▸ Objective
Every record below should be printed exactly as it appears.

▸ Information shown
★ ★ ★

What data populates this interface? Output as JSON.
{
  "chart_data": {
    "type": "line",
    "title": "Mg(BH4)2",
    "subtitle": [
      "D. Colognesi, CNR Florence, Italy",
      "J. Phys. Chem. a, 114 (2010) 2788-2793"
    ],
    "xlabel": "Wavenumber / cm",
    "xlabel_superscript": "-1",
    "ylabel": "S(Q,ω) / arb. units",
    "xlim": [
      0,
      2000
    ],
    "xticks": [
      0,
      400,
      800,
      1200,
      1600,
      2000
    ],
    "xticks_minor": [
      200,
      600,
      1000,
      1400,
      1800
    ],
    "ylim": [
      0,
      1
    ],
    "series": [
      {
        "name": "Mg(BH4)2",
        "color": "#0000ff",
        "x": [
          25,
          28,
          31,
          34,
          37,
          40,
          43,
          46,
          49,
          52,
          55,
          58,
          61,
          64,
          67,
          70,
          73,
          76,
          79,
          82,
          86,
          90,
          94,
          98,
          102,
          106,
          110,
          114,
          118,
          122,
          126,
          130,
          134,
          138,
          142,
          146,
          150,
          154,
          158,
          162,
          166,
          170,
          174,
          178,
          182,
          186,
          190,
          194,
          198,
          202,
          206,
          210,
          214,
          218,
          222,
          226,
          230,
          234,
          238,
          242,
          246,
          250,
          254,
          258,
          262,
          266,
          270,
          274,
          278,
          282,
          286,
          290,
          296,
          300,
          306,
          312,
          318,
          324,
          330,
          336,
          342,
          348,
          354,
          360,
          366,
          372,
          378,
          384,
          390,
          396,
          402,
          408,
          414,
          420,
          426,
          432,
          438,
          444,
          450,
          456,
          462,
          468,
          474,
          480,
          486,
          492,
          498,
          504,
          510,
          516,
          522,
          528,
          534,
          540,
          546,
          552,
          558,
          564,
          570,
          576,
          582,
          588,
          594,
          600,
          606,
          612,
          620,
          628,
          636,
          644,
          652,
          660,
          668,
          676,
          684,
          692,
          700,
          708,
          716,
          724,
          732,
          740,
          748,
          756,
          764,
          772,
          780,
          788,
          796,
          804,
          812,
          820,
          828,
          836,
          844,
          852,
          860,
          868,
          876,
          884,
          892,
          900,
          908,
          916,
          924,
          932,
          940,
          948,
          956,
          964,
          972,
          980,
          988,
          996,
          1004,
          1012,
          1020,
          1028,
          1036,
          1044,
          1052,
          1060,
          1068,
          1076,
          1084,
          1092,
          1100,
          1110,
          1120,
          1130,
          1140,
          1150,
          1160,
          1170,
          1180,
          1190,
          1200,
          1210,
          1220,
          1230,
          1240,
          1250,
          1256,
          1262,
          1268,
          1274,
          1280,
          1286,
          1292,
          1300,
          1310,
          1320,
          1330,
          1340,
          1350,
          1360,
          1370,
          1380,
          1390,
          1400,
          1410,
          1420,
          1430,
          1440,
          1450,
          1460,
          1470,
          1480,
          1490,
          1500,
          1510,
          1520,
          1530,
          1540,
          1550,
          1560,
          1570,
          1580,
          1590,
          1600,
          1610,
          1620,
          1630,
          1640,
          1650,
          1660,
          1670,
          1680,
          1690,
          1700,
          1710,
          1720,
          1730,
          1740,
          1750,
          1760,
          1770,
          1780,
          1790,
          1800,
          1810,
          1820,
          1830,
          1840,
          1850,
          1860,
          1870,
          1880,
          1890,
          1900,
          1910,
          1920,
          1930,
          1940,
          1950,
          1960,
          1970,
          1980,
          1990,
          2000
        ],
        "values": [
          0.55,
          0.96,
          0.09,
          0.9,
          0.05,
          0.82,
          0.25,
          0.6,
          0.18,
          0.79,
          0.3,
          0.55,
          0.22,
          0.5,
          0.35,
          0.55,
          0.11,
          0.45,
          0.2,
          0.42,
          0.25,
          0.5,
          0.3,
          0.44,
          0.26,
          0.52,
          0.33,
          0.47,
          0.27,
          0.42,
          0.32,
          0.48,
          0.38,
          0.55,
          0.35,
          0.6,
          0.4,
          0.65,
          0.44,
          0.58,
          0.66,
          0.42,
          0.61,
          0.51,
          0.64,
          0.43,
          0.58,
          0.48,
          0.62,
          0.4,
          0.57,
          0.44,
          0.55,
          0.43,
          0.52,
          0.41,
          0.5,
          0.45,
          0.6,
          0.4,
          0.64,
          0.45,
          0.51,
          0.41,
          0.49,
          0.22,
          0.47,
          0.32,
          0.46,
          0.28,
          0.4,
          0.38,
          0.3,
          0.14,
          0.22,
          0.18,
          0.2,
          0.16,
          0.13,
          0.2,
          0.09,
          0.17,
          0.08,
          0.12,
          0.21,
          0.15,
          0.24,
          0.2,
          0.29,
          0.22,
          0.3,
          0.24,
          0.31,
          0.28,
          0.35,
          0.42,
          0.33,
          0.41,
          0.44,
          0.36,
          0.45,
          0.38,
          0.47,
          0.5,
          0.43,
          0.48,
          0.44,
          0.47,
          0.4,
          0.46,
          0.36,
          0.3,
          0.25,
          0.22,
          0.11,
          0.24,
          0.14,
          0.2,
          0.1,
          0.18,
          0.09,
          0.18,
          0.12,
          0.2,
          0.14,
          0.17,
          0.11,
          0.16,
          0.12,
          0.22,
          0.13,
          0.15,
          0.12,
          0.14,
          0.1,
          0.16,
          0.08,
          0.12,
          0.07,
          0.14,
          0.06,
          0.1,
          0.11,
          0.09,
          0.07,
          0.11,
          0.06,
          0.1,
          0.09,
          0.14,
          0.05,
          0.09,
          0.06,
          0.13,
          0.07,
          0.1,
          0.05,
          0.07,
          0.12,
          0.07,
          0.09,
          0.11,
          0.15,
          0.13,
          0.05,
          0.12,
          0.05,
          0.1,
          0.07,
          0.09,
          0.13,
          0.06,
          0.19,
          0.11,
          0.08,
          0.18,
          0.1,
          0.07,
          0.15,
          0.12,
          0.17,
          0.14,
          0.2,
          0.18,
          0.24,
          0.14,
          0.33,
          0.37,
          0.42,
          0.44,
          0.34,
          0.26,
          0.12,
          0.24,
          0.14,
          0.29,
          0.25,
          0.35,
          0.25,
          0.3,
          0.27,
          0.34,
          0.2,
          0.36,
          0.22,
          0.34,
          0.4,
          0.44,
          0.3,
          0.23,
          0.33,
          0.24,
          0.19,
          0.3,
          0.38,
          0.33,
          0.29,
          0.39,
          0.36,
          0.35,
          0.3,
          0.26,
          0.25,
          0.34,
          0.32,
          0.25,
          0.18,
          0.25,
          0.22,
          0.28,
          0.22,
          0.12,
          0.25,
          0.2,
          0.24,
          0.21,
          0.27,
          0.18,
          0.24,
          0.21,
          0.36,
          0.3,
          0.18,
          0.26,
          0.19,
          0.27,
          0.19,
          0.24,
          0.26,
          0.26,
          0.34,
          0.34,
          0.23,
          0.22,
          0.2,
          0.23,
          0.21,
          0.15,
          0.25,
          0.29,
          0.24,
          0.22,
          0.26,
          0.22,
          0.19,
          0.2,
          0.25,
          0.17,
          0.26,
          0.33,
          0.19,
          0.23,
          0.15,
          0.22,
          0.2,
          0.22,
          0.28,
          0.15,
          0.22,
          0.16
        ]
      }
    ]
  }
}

★ ★ ★

▸ Written solution
What data populates this interface? Output as JSON.
{
  "chart_data": {
    "type": "line",
    "title": "Mg(BH4)2",
    "subtitle": [
      "D. Colognesi, CNR Florence, Italy",
      "J. Phys. Chem. a, 114 (2010) 2788-2793"
    ],
    "xlabel": "Wavenumber / cm",
    "xlabel_superscript": "-1",
    "ylabel": "S(Q,ω) / arb. units",
    "xlim": [
      0,
      2000
    ],
    "xticks": [
      0,
      400,
      800,
      1200,
      1600,
      2000
    ],
    "xticks_minor": [
      200,
      600,
      1000,
      1400,
      1800
    ],
    "ylim": [
      0,
      1
    ],
    "series": [
      {
        "name": "Mg(BH4)2",
        "color": "#0000ff",
        "x": [
          25,
          28,
          31,
          34,
          37,
          40,
          43,
          46,
          49,
          52,
          55,
          58,
          61,
          64,
          67,
          70,
          73,
          76,
          79,
          82,
          86,
          90,
          94,
          98,
          102,
          106,
          110,
          114,
          118,
          122,
          126,
          130,
          134,
          138,
          142,
          146,
          150,
          154,
          158,
          162,
          166,
          170,
          174,
          178,
          182,
          186,
          190,
          194,
          198,
          202,
          206,
          210,
          214,
          218,
          222,
          226,
          230,
          234,
          238,
          242,
          246,
          250,
          254,
          258,
          262,
          266,
          270,
          274,
          278,
          282,
          286,
          290,
          296,
          300,
          306,
          312,
          318,
          324,
          330,
          336,
          342,
          348,
          354,
          360,
          366,
          372,
          378,
          384,
          390,
          396,
          402,
          408,
          414,
          420,
          426,
          432,
          438,
          444,
          450,
          456,
          462,
          468,
          474,
          480,
          486,
          492,
          498,
          504,
          510,
          516,
          522,
          528,
          534,
          540,
          546,
          552,
          558,
          564,
          570,
          576,
          582,
          588,
          594,
          600,
          606,
          612,
          620,
          628,
          636,
          644,
          652,
          660,
          668,
          676,
          684,
          692,
          700,
          708,
          716,
          724,
          732,
          740,
          748,
          756,
          764,
          772,
          780,
          788,
          796,
          804,
          812,
          820,
          828,
          836,
          844,
          852,
          860,
          868,
          876,
          884,
          892,
          900,
          908,
          916,
          924,
          932,
          940,
          948,
          956,
          964,
          972,
          980,
          988,
          996,
          1004,
          1012,
          1020,
          1028,
          1036,
          1044,
          1052,
          1060,
          1068,
          1076,
          1084,
          1092,
          1100,
          1110,
          1120,
          1130,
          1140,
          1150,
          1160,
          1170,
          1180,
          1190,
          1200,
          1210,
          1220,
          1230,
          1240,
          1250,
          1256,
          1262,
          1268,
          1274,
          1280,
          1286,
          1292,
          1300,
          1310,
          1320,
          1330,
          1340,
          1350,
          1360,
          1370,
          1380,
          1390,
          1400,
          1410,
          1420,
          1430,
          1440,
          1450,
          1460,
          1470,
          1480,
          1490,
          1500,
          1510,
          1520,
          1530,
          1540,
          1550,
          1560,
          1570,
          1580,
          1590,
          1600,
          1610,
          1620,
          1630,
          1640,
          1650,
          1660,
          1670,
          1680,
          1690,
          1700,
          1710,
          1720,
          1730,
          1740,
          1750,
          1760,
          1770,
          1780,
          1790,
          1800,
          1810,
          1820,
          1830,
          1840,
          1850,
          1860,
          1870,
          1880,
          1890,
          1900,
          1910,
          1920,
          1930,
          1940,
          1950,
          1960,
          1970,
          1980,
          1990,
          2000
        ],
        "values": [
          0.55,
          0.96,
          0.09,
          0.9,
          0.05,
          0.82,
          0.25,
          0.6,
          0.18,
          0.79,
          0.3,
          0.55,
          0.22,
          0.5,
          0.35,
          0.55,
          0.11,
          0.45,
          0.2,
          0.42,
          0.25,
          0.5,
          0.3,
          0.44,
          0.26,
          0.52,
          0.33,
          0.47,
          0.27,
          0.42,
          0.32,
          0.48,
          0.38,
          0.55,
          0.35,
          0.6,
          0.4,
          0.65,
          0.44,
          0.58,
          0.66,
          0.42,
          0.61,
          0.51,
          0.64,
          0.43,
          0.58,
          0.48,
          0.62,
          0.4,
          0.57,
          0.44,
          0.55,
          0.43,
          0.52,
          0.41,
          0.5,
          0.45,
          0.6,
          0.4,
          0.64,
          0.45,
          0.51,
          0.41,
          0.49,
          0.22,
          0.47,
          0.32,
          0.46,
          0.28,
          0.4,
          0.38,
          0.3,
          0.14,
          0.22,
          0.18,
          0.2,
          0.16,
          0.13,
          0.2,
          0.09,
          0.17,
          0.08,
          0.12,
          0.21,
          0.15,
          0.24,
          0.2,
          0.29,
          0.22,
          0.3,
          0.24,
          0.31,
          0.28,
          0.35,
          0.42,
          0.33,
          0.41,
          0.44,
          0.36,
          0.45,
          0.38,
          0.47,
          0.5,
          0.43,
          0.48,
          0.44,
          0.47,
          0.4,
          0.46,
          0.36,
          0.3,
          0.25,
          0.22,
          0.11,
          0.24,
          0.14,
          0.2,
          0.1,
          0.18,
          0.09,
          0.18,
          0.12,
          0.2,
          0.14,
          0.17,
          0.11,
          0.16,
          0.12,
          0.22,
          0.13,
          0.15,
          0.12,
          0.14,
          0.1,
          0.16,
          0.08,
          0.12,
          0.07,
          0.14,
          0.06,
          0.1,
          0.11,
          0.09,
          0.07,
          0.11,
          0.06,
          0.1,
          0.09,
          0.14,
          0.05,
          0.09,
          0.06,
          0.13,
          0.07,
          0.1,
          0.05,
          0.07,
          0.12,
          0.07,
          0.09,
          0.11,
          0.15,
          0.13,
          0.05,
          0.12,
          0.05,
          0.1,
          0.07,
          0.09,
          0.13,
          0.06,
          0.19,
          0.11,
          0.08,
          0.18,
          0.1,
          0.07,
          0.15,
          0.12,
          0.17,
          0.14,
          0.2,
          0.18,
          0.24,
          0.14,
          0.33,
          0.37,
          0.42,
          0.44,
          0.34,
          0.26,
          0.12,
          0.24,
          0.14,
          0.29,
          0.25,
          0.35,
          0.25,
          0.3,
          0.27,
          0.34,
          0.2,
          0.36,
          0.22,
          0.34,
          0.4,
          0.44,
          0.3,
          0.23,
          0.33,
          0.24,
          0.19,
          0.3,
          0.38,
          0.33,
          0.29,
          0.39,
          0.36,
          0.35,
          0.3,
          0.26,
          0.25,
          0.34,
          0.32,
          0.25,
          0.18,
          0.25,
          0.22,
          0.28,
          0.22,
          0.12,
          0.25,
          0.2,
          0.24,
          0.21,
          0.27,
          0.18,
          0.24,
          0.21,
          0.36,
          0.3,
          0.18,
          0.26,
          0.19,
          0.27,
          0.19,
          0.24,
          0.26,
          0.26,
          0.34,
          0.34,
          0.23,
          0.22,
          0.2,
          0.23,
          0.21,
          0.15,
          0.25,
          0.29,
          0.24,
          0.22,
          0.26,
          0.22,
          0.19,
          0.2,
          0.25,
          0.17,
          0.26,
          0.33,
          0.19,
          0.23,
          0.15,
          0.22,
          0.2,
          0.22,
          0.28,
          0.15,
          0.22,
          0.16
        ]
      }
    ]
  }
}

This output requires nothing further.